◆ Work instructions ◆
What is the number of lines holding the word "организации"? Write that number and nothing else.

Extracted data entries:
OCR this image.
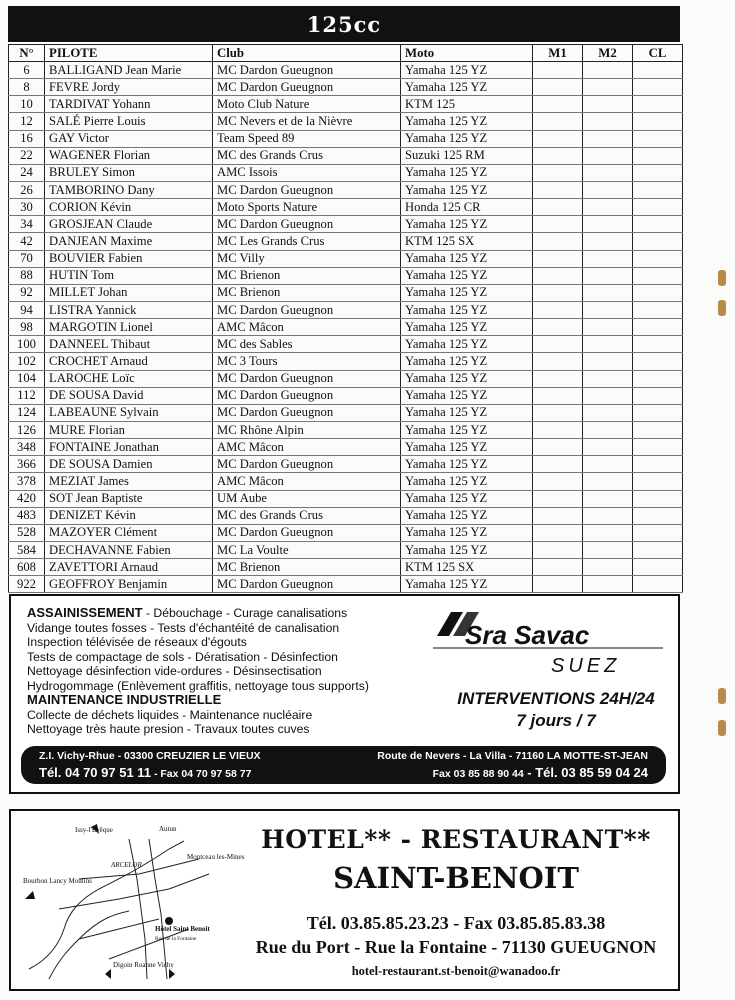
125cc
N°	PILOTE	Club	Moto	M1	M2	CL
6	BALLIGAND Jean Marie	MC Dardon Gueugnon	Yamaha 125 YZ			
8	FEVRE Jordy	MC Dardon Gueugnon	Yamaha 125 YZ			
10	TARDIVAT Yohann	Moto Club Nature	KTM 125			
12	SALÉ Pierre Louis	MC Nevers et de la Nièvre	Yamaha 125 YZ			
16	GAY Victor	Team Speed 89	Yamaha 125 YZ			
22	WAGENER Florian	MC des Grands Crus	Suzuki 125 RM			
24	BRULEY Simon	AMC Issois	Yamaha 125 YZ			
26	TAMBORINO Dany	MC Dardon Gueugnon	Yamaha 125 YZ			
30	CORION Kévin	Moto Sports Nature	Honda 125 CR			
34	GROSJEAN Claude	MC Dardon Gueugnon	Yamaha 125 YZ			
42	DANJEAN Maxime	MC Les Grands Crus	KTM 125 SX			
70	BOUVIER Fabien	MC Villy	Yamaha 125 YZ			
88	HUTIN Tom	MC Brienon	Yamaha 125 YZ			
92	MILLET Johan	MC Brienon	Yamaha 125 YZ			
94	LISTRA Yannick	MC Dardon Gueugnon	Yamaha 125 YZ			
98	MARGOTIN Lionel	AMC Mâcon	Yamaha 125 YZ			
100	DANNEEL Thibaut	MC des Sables	Yamaha 125 YZ			
102	CROCHET Arnaud	MC 3 Tours	Yamaha 125 YZ			
104	LAROCHE Loïc	MC Dardon Gueugnon	Yamaha 125 YZ			
112	DE SOUSA David	MC Dardon Gueugnon	Yamaha 125 YZ			
124	LABEAUNE Sylvain	MC Dardon Gueugnon	Yamaha 125 YZ			
126	MURE Florian	MC Rhône Alpin	Yamaha 125 YZ			
348	FONTAINE Jonathan	AMC Mâcon	Yamaha 125 YZ			
366	DE SOUSA Damien	MC Dardon Gueugnon	Yamaha 125 YZ			
378	MEZIAT James	AMC Mâcon	Yamaha 125 YZ			
420	SOT Jean Baptiste	UM Aube	Yamaha 125 YZ			
483	DENIZET Kévin	MC des Grands Crus	Yamaha 125 YZ			
528	MAZOYER Clément	MC Dardon Gueugnon	Yamaha 125 YZ			
584	DECHAVANNE Fabien	MC La Voulte	Yamaha 125 YZ			
608	ZAVETTORI Arnaud	MC Brienon	KTM 125 SX			
922	GEOFFROY Benjamin	MC Dardon Gueugnon	Yamaha 125 YZ			
ASSAINISSEMENT - Débouchage - Curage canalisations
Vidange toutes fosses - Tests d'échantéité de canalisation
Inspection télévisée de réseaux d'égouts
Tests de compactage de sols - Dératisation - Désinfection
Nettoyage désinfection vide-ordures - Désinsectisation
Hydrogommage (Enlèvement graffitis, nettoyage tous supports)
MAINTENANCE INDUSTRIELLE
Collecte de déchets liquides - Maintenance nucléaire
Nettoyage très haute presion - Travaux toutes cuves
Sra Savac
SUEZ
INTERVENTIONS 24H/24
7 jours / 7
Z.I. Vichy-Rhue - 03300 CREUZIER LE VIEUX
Tél. 04 70 97 51 11 - Fax 04 70 97 58 77
Route de Nevers - La Villa - 71160 LA MOTTE-ST-JEAN
Fax 03 85 88 90 44 - Tél. 03 85 59 04 24
Issy-l'Evêque	Autun
Montceau les-Mines
Bourbon Lancy Moulins
ARCELOR
Hôtel Saint Benoit
Rue de la Fontaine
Digoin Roanne Vichy
HOTEL** - RESTAURANT**
SAINT-BENOIT
Tél. 03.85.85.23.23 - Fax 03.85.85.83.38
Rue du Port - Rue la Fontaine - 71130 GUEUGNON
hotel-restaurant.st-benoit@wanadoo.fr
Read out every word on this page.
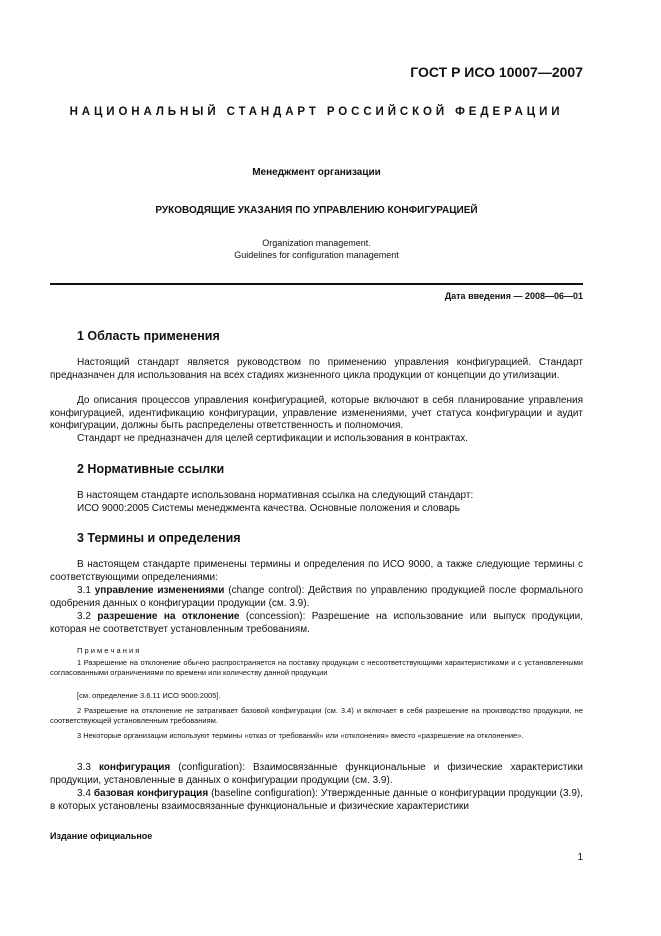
ГОСТ Р ИСО 10007—2007
НАЦИОНАЛЬНЫЙ СТАНДАРТ РОССИЙСКОЙ ФЕДЕРАЦИИ
Менеджмент организации
РУКОВОДЯЩИЕ УКАЗАНИЯ ПО УПРАВЛЕНИЮ КОНФИГУРАЦИЕЙ
Organization management.
Guidelines for configuration management
Дата введения — 2008—06—01
1 Область применения
Настоящий стандарт является руководством по применению управления конфигурацией. Стандарт предназначен для использования на всех стадиях жизненного цикла продукции от концепции до утилизации.
До описания процессов управления конфигурацией, которые включают в себя планирование управления конфигурацией, идентификацию конфигурации, управление изменениями, учет статуса конфигурации и аудит конфигурации, должны быть распределены ответственность и полномочия.
Стандарт не предназначен для целей сертификации и использования в контрактах.
2 Нормативные ссылки
В настоящем стандарте использована нормативная ссылка на следующий стандарт:
ИСО 9000:2005 Системы менеджмента качества. Основные положения и словарь
3 Термины и определения
В настоящем стандарте применены термины и определения по ИСО 9000, а также следующие термины с соответствующими определениями:
3.1 управление изменениями (change control): Действия по управлению продукцией после формального одобрения данных о конфигурации продукции (см. 3.9).
3.2 разрешение на отклонение (concession): Разрешение на использование или выпуск продукции, которая не соответствует установленным требованиям.
П р и м е ч а н и я
1 Разрешение на отклонение обычно распространяется на поставку продукции с несоответствующими характеристиками и с установленными согласованными ограничениями по времени или количеству данной продукции
[см. определение 3.6.11 ИСО 9000:2005].
2 Разрешение на отклонение не затрагивает базовой конфигурации (см. 3.4) и включает в себя разрешение на производство продукции, не соответствующей установленным требованиям.
3 Некоторые организации используют термины «отказ от требований» или «отклонения» вместо «разрешение на отклонение».
3.3 конфигурация (configuration): Взаимосвязанные функциональные и физические характеристики продукции, установленные в данных о конфигурации продукции (см. 3.9).
3.4 базовая конфигурация (baseline configuration): Утвержденные данные о конфигурации продукции (3.9), в которых установлены взаимосвязанные функциональные и физические характеристики
Издание официальное
1
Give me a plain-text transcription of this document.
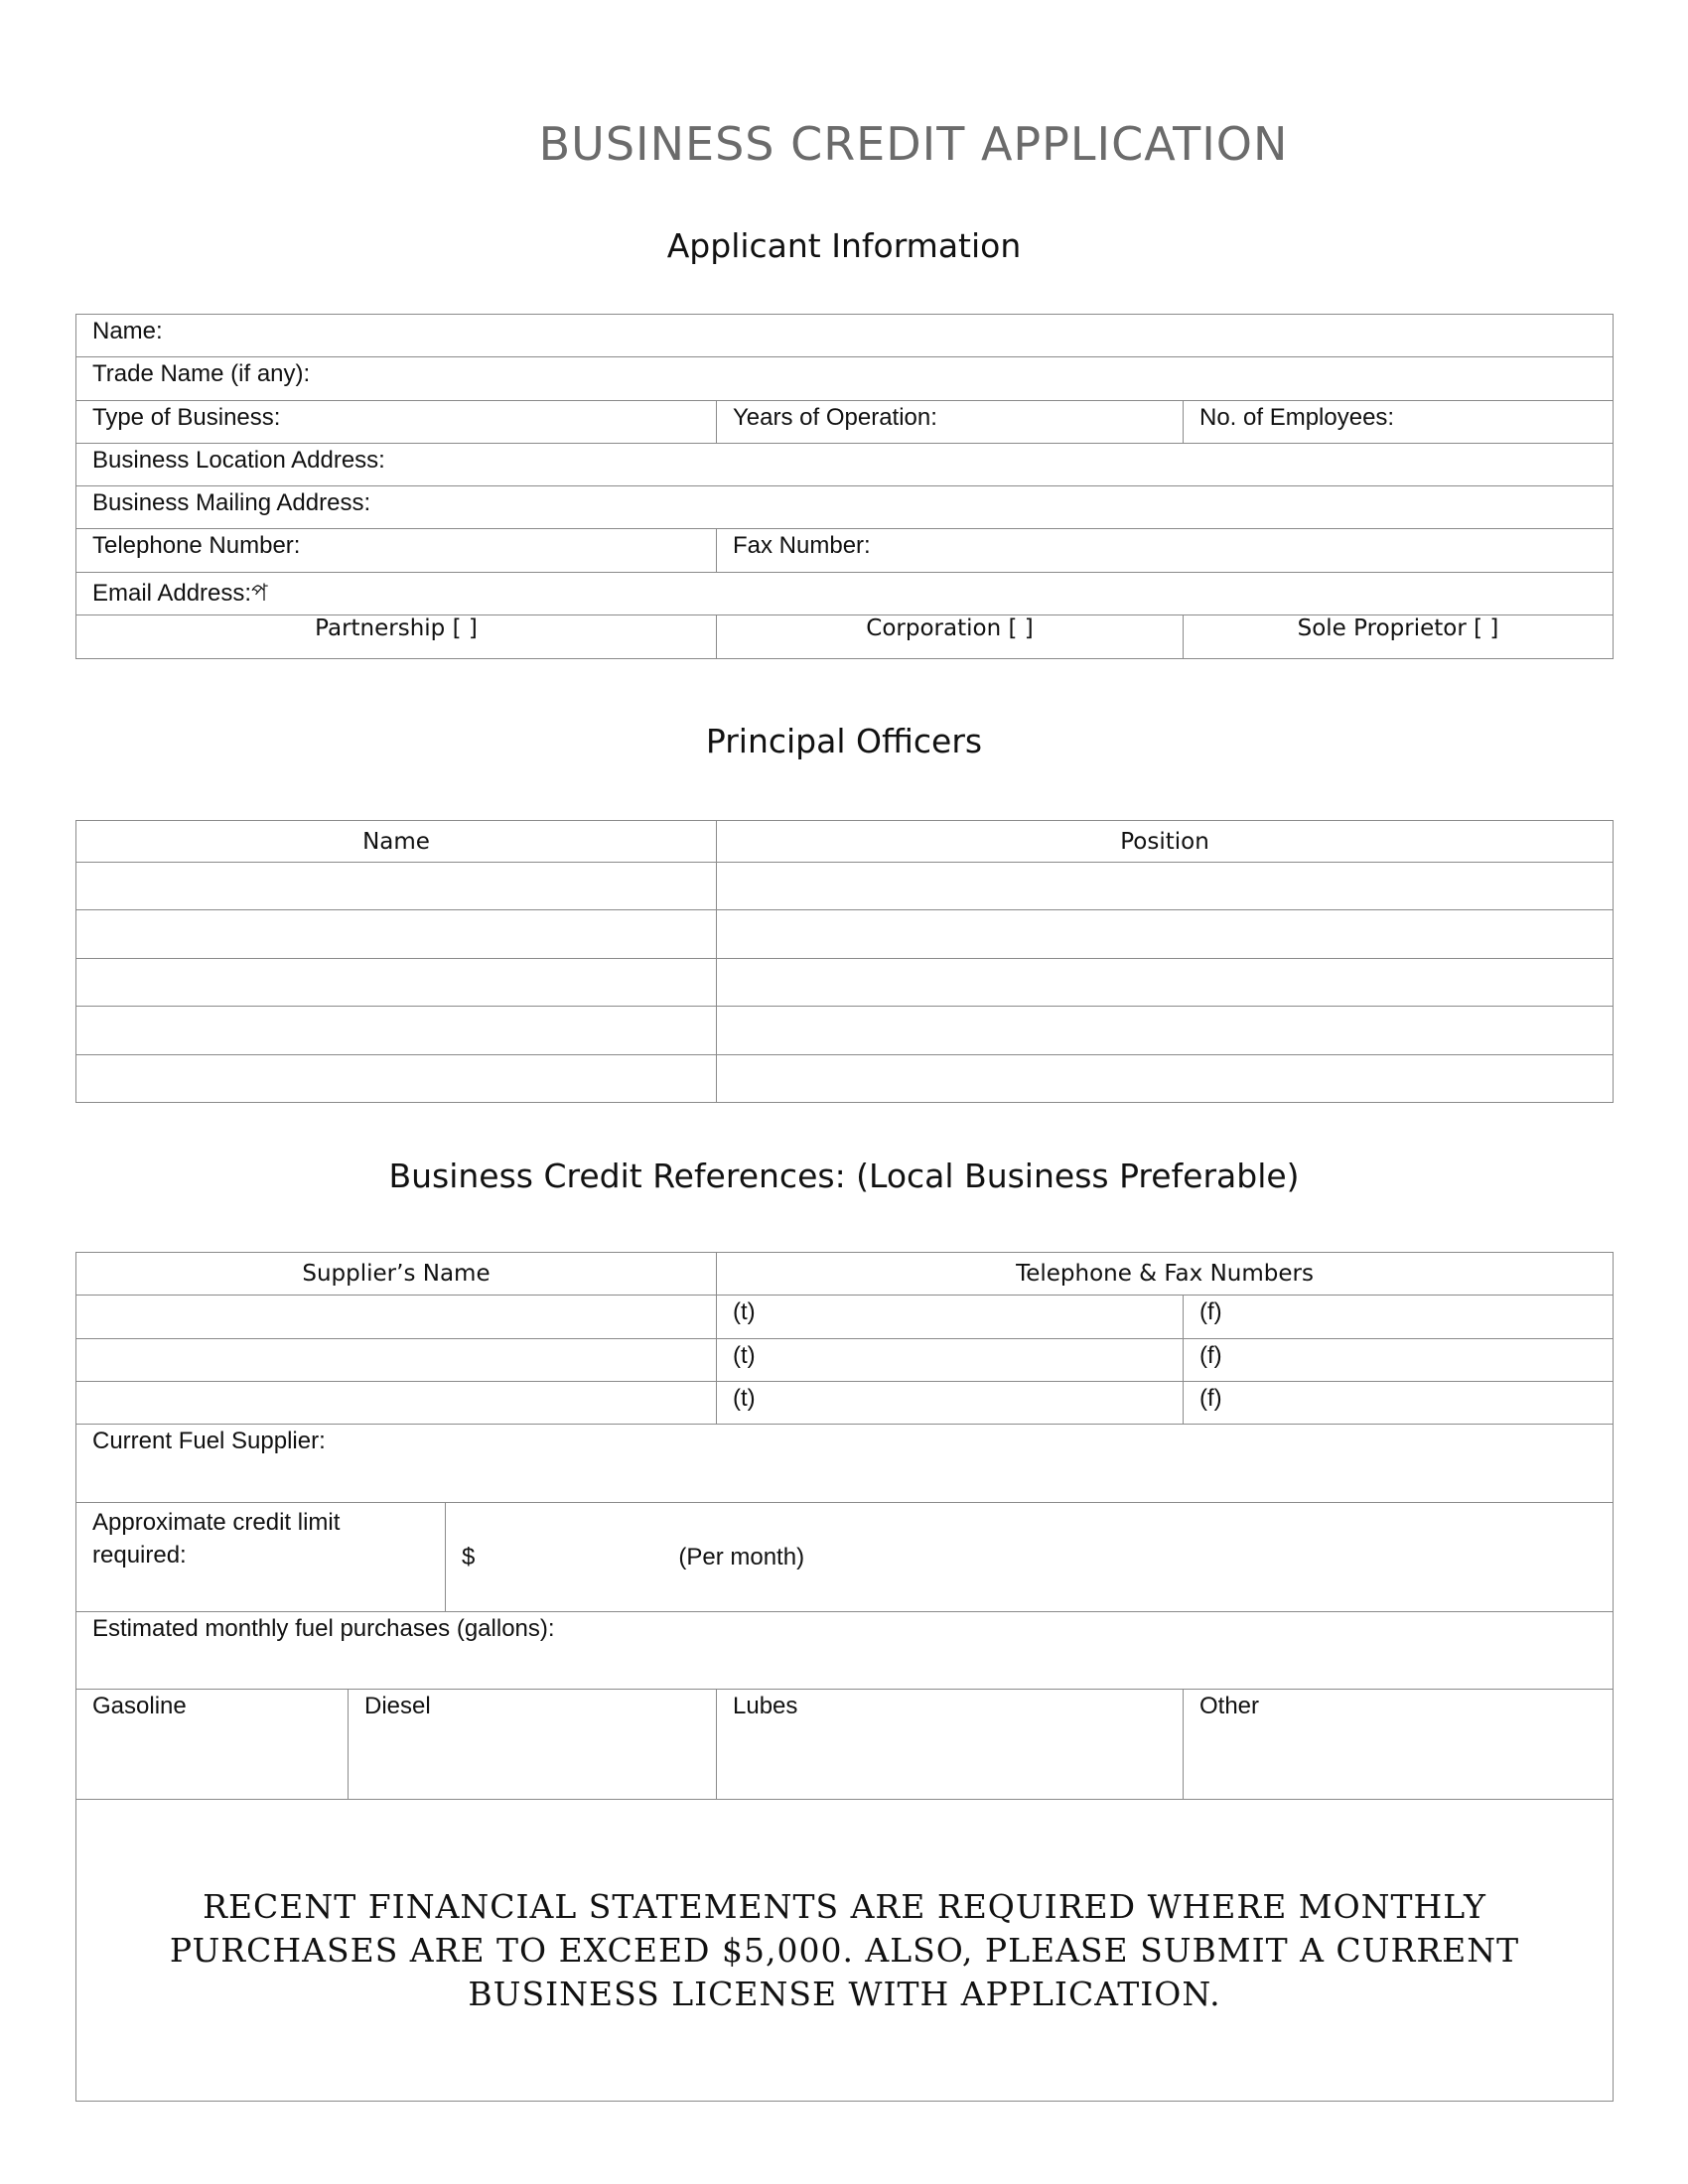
BUSINESS CREDIT APPLICATION
Applicant Information
Name:		
Trade Name (if any):		
Type of Business:	Years of Operation:	No. of Employees:
Business Location Address:		
Business Mailing Address:		
Telephone Number:	Fax Number:	
Email Address:প		
Partnership [ ]	Corporation [ ]	Sole Proprietor [ ]
Principal Officers
Name	Position

Business Credit References: (Local Business Preferable)
Supplier’s Name			Telephone & Fax Numbers	
			(t)	(f)
			(t)	(f)
			(t)	(f)
Current Fuel Supplier:				
Approximate credit limit required:		$ (Per month)		
Estimated monthly fuel purchases (gallons):				
Gasoline	Diesel		Lubes	Other
RECENT FINANCIAL STATEMENTS ARE REQUIRED WHERE MONTHLY PURCHASES ARE TO EXCEED $5,000. ALSO, PLEASE SUBMIT A CURRENT BUSINESS LICENSE WITH APPLICATION.				
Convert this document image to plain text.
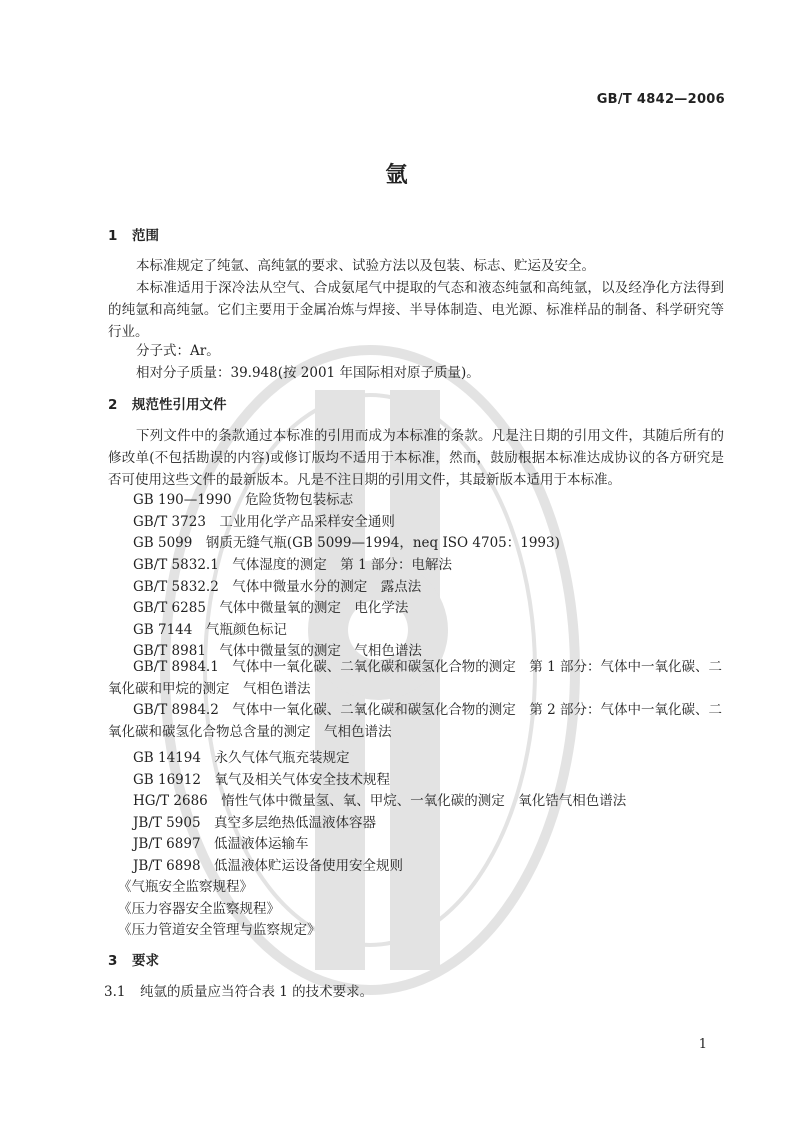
GB/T 4842—2006
氩
1 范围
本标准规定了纯氩、高纯氩的要求、试验方法以及包装、标志、贮运及安全。
本标准适用于深冷法从空气、合成氨尾气中提取的气态和液态纯氩和高纯氩，以及经净化方法得到的纯氩和高纯氩。它们主要用于金属冶炼与焊接、半导体制造、电光源、标准样品的制备、科学研究等行业。
分子式：Ar。
相对分子质量：39.948(按 2001 年国际相对原子质量)。
2 规范性引用文件
下列文件中的条款通过本标准的引用而成为本标准的条款。凡是注日期的引用文件，其随后所有的修改单(不包括勘误的内容)或修订版均不适用于本标准，然而，鼓励根据本标准达成协议的各方研究是否可使用这些文件的最新版本。凡是不注日期的引用文件，其最新版本适用于本标准。
GB 190—1990　危险货物包装标志
GB/T 3723　工业用化学产品采样安全通则
GB 5099　钢质无缝气瓶(GB 5099—1994，neq ISO 4705：1993)
GB/T 5832.1　气体湿度的测定　第 1 部分：电解法
GB/T 5832.2　气体中微量水分的测定　露点法
GB/T 6285　气体中微量氧的测定　电化学法
GB 7144　气瓶颜色标记
GB/T 8981　气体中微量氢的测定　气相色谱法
GB/T 8984.1　气体中一氧化碳、二氧化碳和碳氢化合物的测定　第 1 部分：气体中一氧化碳、二氧化碳和甲烷的测定　气相色谱法
GB/T 8984.2　气体中一氧化碳、二氧化碳和碳氢化合物的测定　第 2 部分：气体中一氧化碳、二氧化碳和碳氢化合物总含量的测定　气相色谱法
GB 14194　永久气体气瓶充装规定
GB 16912　氧气及相关气体安全技术规程
HG/T 2686　惰性气体中微量氢、氧、甲烷、一氧化碳的测定　氧化锆气相色谱法
JB/T 5905　真空多层绝热低温液体容器
JB/T 6897　低温液体运输车
JB/T 6898　低温液体贮运设备使用安全规则
《气瓶安全监察规程》
《压力容器安全监察规程》
《压力管道安全管理与监察规定》
3 要求
3.1 纯氩的质量应当符合表 1 的技术要求。
1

◆ Problem solution ◆
2